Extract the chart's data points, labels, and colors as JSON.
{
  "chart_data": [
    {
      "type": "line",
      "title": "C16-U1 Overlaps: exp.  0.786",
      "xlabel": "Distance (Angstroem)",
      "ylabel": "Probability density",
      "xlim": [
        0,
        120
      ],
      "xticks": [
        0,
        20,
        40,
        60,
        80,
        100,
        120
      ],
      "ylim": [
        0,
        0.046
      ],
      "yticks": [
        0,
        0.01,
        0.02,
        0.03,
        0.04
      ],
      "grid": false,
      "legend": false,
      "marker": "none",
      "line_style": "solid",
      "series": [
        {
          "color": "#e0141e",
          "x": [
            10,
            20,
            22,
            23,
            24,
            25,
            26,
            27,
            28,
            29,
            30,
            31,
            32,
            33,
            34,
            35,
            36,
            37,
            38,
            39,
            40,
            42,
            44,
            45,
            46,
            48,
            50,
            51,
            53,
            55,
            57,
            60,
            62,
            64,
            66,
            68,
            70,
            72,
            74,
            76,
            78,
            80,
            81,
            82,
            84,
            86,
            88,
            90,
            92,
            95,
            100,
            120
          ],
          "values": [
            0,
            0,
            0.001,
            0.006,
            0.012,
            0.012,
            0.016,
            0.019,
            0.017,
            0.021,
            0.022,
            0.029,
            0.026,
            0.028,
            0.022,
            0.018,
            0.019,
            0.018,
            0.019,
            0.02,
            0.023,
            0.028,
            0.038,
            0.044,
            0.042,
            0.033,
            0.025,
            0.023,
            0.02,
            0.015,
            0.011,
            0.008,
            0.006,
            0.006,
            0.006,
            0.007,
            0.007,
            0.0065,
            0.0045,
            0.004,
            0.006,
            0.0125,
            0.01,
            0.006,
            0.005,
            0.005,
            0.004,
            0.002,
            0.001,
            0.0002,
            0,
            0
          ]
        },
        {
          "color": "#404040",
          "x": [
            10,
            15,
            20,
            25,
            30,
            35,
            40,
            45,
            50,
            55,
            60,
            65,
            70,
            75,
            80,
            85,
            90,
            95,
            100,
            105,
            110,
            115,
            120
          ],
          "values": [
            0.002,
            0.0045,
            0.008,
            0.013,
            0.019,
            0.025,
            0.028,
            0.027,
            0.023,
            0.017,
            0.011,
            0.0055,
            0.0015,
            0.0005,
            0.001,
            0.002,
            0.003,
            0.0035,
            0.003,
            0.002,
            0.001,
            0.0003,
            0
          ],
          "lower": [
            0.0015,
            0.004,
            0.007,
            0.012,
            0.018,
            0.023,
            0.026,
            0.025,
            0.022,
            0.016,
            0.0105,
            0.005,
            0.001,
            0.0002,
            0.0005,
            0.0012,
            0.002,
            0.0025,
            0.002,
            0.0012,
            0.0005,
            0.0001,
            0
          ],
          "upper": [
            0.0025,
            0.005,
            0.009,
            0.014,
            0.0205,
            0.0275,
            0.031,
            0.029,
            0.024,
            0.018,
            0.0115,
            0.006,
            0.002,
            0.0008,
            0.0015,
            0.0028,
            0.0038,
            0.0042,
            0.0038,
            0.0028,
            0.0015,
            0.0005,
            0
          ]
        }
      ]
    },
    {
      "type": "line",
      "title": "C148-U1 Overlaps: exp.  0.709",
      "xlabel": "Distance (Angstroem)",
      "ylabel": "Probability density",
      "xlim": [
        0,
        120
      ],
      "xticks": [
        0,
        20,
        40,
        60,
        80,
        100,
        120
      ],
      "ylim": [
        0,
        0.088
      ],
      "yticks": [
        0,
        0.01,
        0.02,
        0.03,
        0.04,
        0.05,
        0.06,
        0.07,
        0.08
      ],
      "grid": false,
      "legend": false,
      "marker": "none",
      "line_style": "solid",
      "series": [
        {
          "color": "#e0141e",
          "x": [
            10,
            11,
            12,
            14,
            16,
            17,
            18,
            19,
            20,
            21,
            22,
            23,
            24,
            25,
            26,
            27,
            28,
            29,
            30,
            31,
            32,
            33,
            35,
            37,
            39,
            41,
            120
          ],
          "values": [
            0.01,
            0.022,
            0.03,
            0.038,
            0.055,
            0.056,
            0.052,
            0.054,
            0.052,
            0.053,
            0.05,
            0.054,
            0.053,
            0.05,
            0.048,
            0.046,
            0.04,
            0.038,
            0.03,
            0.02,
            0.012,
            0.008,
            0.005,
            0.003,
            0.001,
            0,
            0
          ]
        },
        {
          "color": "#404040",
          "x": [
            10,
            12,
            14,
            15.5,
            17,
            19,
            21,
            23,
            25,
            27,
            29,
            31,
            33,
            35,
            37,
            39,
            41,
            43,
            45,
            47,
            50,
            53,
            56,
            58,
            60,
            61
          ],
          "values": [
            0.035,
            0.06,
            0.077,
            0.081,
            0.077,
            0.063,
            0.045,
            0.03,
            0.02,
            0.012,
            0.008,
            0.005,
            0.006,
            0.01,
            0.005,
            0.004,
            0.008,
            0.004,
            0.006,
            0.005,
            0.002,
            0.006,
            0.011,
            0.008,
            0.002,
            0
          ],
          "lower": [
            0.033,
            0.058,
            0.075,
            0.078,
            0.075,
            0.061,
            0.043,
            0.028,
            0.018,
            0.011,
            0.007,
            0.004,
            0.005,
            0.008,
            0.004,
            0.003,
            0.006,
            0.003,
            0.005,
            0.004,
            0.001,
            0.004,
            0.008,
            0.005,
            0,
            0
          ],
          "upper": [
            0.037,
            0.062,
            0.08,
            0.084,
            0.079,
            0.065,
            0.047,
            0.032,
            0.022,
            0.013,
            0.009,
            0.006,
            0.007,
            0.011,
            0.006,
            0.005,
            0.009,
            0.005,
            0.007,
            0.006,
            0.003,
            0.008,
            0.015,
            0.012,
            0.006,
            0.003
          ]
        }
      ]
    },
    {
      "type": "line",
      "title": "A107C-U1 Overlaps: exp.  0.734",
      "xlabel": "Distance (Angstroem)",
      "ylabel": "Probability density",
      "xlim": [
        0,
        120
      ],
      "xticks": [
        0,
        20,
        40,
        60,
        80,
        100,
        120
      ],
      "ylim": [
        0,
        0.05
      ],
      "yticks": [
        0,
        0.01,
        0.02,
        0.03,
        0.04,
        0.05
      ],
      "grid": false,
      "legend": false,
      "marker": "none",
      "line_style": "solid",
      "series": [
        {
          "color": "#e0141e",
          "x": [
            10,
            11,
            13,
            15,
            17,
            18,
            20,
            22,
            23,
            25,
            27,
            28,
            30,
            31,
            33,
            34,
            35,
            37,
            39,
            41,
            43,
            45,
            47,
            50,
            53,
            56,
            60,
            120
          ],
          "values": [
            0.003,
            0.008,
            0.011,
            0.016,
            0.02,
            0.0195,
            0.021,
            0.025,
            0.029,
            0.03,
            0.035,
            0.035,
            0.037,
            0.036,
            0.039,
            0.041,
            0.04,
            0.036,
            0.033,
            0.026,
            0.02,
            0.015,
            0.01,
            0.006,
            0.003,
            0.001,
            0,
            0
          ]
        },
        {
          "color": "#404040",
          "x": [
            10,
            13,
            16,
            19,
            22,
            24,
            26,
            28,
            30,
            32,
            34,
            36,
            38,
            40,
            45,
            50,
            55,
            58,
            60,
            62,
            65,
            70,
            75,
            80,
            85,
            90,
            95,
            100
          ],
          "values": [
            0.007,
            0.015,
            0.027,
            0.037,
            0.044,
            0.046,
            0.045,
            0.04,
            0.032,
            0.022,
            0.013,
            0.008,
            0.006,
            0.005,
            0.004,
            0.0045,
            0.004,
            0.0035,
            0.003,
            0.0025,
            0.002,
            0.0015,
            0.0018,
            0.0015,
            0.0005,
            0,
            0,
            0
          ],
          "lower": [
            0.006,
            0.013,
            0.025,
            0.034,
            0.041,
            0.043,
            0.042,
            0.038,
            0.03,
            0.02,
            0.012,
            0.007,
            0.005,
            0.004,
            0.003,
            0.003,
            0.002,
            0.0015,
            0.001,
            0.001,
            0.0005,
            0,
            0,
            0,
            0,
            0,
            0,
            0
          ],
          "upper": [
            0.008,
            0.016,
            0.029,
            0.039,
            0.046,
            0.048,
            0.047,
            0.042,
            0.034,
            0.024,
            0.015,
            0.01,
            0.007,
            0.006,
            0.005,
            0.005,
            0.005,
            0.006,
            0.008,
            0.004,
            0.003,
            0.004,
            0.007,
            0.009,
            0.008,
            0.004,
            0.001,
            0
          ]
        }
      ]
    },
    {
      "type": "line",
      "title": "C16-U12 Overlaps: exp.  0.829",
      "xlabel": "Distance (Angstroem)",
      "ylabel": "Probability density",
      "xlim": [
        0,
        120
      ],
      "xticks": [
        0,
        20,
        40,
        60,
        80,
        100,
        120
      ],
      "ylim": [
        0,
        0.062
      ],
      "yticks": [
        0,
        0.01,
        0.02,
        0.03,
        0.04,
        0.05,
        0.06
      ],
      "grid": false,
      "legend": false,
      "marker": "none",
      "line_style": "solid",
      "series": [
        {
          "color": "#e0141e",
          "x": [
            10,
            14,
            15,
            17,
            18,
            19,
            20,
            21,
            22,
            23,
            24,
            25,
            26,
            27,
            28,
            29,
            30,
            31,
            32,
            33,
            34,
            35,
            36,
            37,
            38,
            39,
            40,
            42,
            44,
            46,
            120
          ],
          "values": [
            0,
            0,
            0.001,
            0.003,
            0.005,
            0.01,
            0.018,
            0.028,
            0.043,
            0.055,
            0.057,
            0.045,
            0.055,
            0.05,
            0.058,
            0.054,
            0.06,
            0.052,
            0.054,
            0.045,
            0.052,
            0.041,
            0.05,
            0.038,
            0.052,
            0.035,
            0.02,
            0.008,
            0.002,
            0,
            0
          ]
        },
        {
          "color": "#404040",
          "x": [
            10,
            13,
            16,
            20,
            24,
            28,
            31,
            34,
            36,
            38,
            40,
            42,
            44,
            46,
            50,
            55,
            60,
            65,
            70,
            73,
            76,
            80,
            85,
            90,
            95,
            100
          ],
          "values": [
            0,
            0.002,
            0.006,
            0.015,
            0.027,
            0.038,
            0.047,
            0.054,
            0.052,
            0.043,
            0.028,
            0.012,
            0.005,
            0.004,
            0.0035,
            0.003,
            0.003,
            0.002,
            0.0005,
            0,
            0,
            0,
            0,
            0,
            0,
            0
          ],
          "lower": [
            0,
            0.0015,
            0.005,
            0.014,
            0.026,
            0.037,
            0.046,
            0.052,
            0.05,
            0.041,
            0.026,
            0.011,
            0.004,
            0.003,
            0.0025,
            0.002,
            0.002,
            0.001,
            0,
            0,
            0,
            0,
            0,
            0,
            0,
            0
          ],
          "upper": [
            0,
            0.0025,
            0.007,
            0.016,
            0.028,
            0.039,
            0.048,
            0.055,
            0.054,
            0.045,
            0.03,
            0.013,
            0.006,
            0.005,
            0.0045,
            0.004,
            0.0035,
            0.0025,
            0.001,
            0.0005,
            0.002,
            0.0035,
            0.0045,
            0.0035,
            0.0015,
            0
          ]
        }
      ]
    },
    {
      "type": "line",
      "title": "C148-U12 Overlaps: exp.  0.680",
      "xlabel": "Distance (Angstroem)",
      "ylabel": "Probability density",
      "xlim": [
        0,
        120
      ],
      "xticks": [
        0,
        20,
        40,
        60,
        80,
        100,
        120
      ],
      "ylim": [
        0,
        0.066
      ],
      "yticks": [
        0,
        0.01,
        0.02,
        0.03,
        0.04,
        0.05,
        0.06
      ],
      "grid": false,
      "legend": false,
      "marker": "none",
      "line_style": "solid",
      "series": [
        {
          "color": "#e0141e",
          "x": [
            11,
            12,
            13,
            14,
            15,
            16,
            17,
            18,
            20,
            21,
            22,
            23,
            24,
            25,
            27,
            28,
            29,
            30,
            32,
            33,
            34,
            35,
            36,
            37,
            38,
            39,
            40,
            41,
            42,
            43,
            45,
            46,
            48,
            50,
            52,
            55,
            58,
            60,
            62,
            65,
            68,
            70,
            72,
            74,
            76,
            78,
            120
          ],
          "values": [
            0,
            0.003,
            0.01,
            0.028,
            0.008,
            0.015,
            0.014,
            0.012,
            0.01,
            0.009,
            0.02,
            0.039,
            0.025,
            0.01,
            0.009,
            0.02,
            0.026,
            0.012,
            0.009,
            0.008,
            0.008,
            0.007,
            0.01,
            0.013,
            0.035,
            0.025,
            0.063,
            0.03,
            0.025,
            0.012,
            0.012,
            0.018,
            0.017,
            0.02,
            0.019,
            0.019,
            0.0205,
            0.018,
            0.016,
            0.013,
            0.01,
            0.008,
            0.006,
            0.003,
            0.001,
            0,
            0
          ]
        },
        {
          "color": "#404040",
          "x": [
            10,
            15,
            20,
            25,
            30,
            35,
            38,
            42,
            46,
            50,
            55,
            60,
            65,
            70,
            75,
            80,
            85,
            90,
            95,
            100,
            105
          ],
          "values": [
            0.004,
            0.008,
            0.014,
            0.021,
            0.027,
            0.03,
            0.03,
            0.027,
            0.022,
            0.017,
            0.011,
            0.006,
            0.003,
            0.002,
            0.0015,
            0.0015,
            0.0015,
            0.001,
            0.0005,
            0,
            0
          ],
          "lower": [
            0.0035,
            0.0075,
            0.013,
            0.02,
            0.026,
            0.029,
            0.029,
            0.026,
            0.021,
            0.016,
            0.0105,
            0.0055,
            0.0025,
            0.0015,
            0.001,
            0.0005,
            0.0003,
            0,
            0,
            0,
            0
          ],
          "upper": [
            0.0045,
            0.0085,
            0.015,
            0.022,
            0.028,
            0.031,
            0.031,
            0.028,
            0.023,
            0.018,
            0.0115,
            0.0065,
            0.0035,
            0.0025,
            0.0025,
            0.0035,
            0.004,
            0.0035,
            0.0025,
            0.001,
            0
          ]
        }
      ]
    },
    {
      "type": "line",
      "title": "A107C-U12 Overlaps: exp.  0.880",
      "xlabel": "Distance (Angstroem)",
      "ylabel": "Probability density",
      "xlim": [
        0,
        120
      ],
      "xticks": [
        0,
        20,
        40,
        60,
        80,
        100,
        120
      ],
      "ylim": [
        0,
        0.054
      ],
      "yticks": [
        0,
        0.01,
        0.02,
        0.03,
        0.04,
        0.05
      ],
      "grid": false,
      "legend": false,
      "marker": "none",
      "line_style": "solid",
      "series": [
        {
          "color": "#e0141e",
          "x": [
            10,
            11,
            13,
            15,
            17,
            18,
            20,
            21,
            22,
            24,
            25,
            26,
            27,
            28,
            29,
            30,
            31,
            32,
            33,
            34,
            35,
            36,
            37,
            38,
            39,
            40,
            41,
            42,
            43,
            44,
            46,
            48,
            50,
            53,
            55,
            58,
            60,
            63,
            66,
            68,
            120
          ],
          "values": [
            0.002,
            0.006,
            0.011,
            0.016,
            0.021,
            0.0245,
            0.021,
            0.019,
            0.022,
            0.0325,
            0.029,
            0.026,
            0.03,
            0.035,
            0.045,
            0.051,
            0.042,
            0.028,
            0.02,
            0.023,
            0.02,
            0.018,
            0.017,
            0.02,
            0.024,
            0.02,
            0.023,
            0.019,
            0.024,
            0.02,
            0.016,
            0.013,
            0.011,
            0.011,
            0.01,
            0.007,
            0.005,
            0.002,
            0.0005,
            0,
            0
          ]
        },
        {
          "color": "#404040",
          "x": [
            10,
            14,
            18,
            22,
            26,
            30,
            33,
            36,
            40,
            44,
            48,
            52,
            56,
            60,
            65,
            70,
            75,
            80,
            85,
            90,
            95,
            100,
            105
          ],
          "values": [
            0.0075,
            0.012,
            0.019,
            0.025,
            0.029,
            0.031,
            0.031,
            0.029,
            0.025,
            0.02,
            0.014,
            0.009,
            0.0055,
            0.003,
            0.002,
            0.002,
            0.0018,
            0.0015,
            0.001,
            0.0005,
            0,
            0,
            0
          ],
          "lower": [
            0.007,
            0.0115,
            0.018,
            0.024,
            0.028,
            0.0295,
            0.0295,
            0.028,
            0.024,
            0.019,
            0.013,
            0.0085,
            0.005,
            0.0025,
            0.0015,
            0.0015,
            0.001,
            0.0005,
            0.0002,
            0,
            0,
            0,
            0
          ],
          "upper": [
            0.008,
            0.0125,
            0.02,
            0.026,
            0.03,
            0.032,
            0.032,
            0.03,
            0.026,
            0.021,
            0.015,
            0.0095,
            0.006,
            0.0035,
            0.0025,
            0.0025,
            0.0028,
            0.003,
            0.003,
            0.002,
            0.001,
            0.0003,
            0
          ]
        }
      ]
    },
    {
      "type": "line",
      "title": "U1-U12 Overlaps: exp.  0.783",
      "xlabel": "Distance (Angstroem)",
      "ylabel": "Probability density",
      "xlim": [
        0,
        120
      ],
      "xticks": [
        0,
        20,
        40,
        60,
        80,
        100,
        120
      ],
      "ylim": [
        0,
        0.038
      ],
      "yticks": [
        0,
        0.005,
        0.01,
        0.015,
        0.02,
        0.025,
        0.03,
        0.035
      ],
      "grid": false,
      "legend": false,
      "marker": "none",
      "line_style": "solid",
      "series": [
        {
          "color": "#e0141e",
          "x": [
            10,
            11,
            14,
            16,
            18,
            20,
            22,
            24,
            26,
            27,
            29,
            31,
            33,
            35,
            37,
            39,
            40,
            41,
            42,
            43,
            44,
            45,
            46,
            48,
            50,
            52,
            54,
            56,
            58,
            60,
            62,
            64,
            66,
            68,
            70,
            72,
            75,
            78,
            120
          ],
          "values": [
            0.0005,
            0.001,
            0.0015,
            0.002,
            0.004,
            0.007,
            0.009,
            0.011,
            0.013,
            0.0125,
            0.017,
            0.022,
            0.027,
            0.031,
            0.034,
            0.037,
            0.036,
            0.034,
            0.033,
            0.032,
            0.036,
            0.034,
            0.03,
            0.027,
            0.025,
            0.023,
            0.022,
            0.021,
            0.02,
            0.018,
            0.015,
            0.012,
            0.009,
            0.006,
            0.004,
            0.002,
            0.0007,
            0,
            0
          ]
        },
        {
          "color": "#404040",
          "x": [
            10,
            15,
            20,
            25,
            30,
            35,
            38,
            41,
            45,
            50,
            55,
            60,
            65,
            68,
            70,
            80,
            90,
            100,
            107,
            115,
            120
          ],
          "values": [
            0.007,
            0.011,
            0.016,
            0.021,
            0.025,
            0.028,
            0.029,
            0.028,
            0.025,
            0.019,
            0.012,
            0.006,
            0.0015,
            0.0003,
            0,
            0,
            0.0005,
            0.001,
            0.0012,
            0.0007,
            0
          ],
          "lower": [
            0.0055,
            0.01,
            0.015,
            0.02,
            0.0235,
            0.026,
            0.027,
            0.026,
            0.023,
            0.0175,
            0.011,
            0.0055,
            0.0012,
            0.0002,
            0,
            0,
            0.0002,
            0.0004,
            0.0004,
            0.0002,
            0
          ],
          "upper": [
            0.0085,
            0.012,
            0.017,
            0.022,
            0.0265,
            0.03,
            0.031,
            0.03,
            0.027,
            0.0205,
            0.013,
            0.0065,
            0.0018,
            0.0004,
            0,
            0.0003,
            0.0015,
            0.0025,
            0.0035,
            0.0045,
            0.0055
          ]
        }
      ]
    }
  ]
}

## SET PROBLEM
Which lines of the data include "Overlaps"? Copy each of them.

## FINAL ANSWER
      "title": "C16-U1 Overlaps: exp.  0.786",
      "title": "C148-U1 Overlaps: exp.  0.709",
      "title": "A107C-U1 Overlaps: exp.  0.734",
      "title": "C16-U12 Overlaps: exp.  0.829",
      "title": "C148-U12 Overlaps: exp.  0.680",
      "title": "A107C-U12 Overlaps: exp.  0.880",
      "title": "U1-U12 Overlaps: exp.  0.783",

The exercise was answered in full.